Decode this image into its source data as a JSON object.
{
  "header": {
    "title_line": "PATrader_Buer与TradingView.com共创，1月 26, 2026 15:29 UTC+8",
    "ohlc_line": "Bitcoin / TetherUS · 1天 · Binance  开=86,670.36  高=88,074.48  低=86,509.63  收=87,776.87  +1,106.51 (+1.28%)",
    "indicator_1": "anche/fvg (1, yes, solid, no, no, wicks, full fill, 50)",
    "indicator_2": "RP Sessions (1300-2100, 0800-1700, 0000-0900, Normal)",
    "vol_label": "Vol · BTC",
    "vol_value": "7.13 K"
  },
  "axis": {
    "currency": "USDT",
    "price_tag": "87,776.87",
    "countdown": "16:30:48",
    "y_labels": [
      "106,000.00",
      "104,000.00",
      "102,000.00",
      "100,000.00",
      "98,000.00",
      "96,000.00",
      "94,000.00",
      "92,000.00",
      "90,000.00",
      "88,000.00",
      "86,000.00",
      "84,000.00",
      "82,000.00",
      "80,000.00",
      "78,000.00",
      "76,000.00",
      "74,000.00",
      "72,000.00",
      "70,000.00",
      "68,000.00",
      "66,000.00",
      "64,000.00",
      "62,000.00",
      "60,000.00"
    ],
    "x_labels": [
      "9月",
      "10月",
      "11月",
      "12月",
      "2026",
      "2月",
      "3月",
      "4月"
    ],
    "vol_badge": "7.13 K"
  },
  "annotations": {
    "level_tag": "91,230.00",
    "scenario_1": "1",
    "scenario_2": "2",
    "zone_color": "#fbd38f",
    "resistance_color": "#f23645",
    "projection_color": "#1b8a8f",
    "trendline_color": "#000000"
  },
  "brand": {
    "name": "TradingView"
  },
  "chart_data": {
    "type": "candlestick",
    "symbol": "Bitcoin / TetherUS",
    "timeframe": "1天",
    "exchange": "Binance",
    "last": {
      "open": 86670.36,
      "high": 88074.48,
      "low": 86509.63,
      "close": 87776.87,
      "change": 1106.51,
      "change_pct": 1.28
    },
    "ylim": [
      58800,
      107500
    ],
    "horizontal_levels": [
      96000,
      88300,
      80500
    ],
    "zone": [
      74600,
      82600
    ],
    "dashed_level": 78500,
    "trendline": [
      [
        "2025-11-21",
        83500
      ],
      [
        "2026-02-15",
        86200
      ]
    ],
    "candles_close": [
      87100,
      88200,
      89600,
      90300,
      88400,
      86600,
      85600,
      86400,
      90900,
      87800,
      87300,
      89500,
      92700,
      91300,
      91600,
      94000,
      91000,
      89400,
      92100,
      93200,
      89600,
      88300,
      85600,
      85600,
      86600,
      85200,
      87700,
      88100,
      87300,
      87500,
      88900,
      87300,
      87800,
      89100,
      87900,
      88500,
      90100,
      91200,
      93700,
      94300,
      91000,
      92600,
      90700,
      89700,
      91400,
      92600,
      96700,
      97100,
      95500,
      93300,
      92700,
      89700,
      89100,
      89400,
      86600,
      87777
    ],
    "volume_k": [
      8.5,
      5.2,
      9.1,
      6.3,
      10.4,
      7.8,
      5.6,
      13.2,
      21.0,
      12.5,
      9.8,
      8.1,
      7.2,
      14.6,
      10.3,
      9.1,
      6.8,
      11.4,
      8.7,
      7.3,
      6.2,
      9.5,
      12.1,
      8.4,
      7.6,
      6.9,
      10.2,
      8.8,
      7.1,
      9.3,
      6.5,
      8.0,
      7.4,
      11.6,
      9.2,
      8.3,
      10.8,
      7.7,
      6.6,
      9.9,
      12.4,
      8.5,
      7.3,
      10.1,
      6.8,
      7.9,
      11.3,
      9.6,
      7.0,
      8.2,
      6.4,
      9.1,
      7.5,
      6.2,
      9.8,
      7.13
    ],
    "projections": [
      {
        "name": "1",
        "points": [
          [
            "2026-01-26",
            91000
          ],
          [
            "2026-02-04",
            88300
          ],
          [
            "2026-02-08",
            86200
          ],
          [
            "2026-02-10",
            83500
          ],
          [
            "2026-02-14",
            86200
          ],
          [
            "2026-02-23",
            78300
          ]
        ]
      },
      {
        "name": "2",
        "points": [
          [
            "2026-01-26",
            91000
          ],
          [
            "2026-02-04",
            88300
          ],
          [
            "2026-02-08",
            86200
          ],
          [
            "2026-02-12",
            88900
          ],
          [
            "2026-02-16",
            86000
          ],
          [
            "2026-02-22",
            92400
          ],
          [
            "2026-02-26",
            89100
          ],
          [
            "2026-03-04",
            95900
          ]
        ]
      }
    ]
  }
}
§ §
## TASK BRIEF
Pick out all the lines with the word "TetherUS" in them and copy them.

## RESPONSE TO THIS TASK
    "ohlc_line": "Bitcoin / TetherUS · 1天 · Binance  开=86,670.36  高=88,074.48  低=86,509.63  收=87,776.87  +1,106.51 (+1.28%)",
    "symbol": "Bitcoin / TetherUS",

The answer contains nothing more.